↓↓↓

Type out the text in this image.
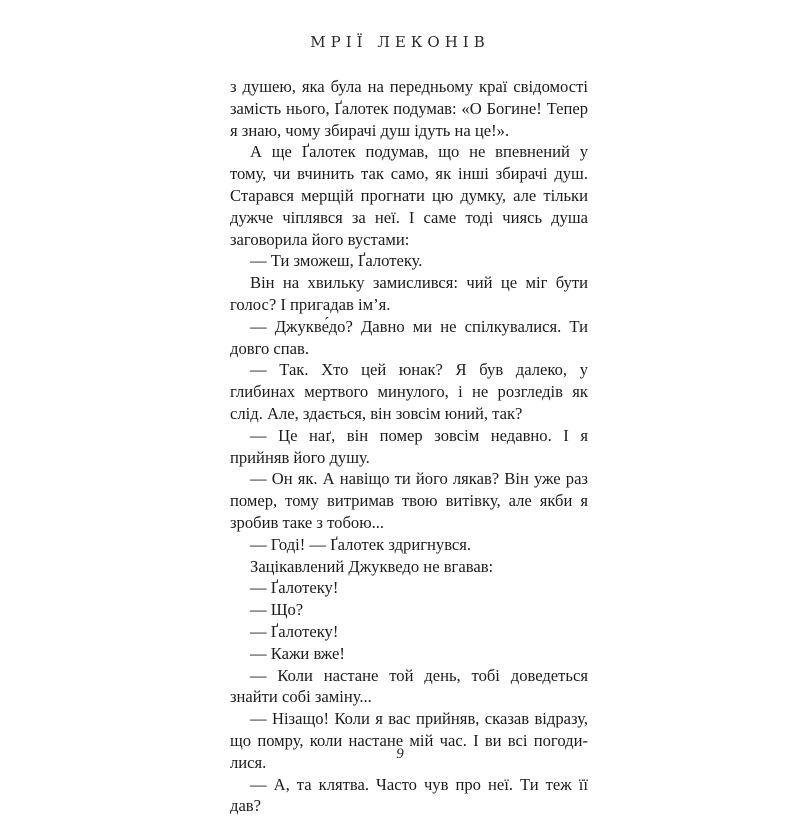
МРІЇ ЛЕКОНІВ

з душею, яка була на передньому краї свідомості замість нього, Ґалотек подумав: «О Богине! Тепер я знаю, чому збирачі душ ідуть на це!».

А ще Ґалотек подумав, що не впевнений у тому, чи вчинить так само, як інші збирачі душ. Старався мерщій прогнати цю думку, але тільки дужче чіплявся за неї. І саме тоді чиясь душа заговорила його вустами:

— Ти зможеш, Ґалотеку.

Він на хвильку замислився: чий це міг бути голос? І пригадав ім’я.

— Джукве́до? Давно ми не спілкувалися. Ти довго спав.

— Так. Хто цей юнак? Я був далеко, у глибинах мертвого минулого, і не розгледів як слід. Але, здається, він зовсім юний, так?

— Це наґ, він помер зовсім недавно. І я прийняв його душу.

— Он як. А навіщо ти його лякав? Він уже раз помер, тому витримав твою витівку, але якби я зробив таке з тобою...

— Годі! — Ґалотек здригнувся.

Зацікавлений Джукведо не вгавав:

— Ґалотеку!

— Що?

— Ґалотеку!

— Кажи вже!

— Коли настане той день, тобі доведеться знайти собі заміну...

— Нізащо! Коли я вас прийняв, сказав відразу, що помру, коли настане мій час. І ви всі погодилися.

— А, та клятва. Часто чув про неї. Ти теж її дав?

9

↑↑↑

#### Required task
Transcribe the material exactly, and leave out whatever pictures it holds.

#### Reply
Type out the text in this image.
МРІЇ ЛЕКОНІВ

з душею, яка була на передньому краї свідомості замість нього, Ґалотек подумав: «О Богине! Тепер я знаю, чому збирачі душ ідуть на це!».

А ще Ґалотек подумав, що не впевнений у тому, чи вчинить так само, як інші збирачі душ. Старався мерщій прогнати цю думку, але тільки дужче чіплявся за неї. І саме тоді чиясь душа заговорила його вустами:

— Ти зможеш, Ґалотеку.

Він на хвильку замислився: чий це міг бути голос? І пригадав ім’я.

— Джукве́до? Давно ми не спілкувалися. Ти довго спав.

— Так. Хто цей юнак? Я був далеко, у глибинах мертвого минулого, і не розгледів як слід. Але, здається, він зовсім юний, так?

— Це наґ, він помер зовсім недавно. І я прийняв його душу.

— Он як. А навіщо ти його лякав? Він уже раз помер, тому витримав твою витівку, але якби я зробив таке з тобою...

— Годі! — Ґалотек здригнувся.

Зацікавлений Джукведо не вгавав:

— Ґалотеку!

— Що?

— Ґалотеку!

— Кажи вже!

— Коли настане той день, тобі доведеться знайти собі заміну...

— Нізащо! Коли я вас прийняв, сказав відразу, що помру, коли настане мій час. І ви всі погодилися.

— А, та клятва. Часто чув про неї. Ти теж її дав?

9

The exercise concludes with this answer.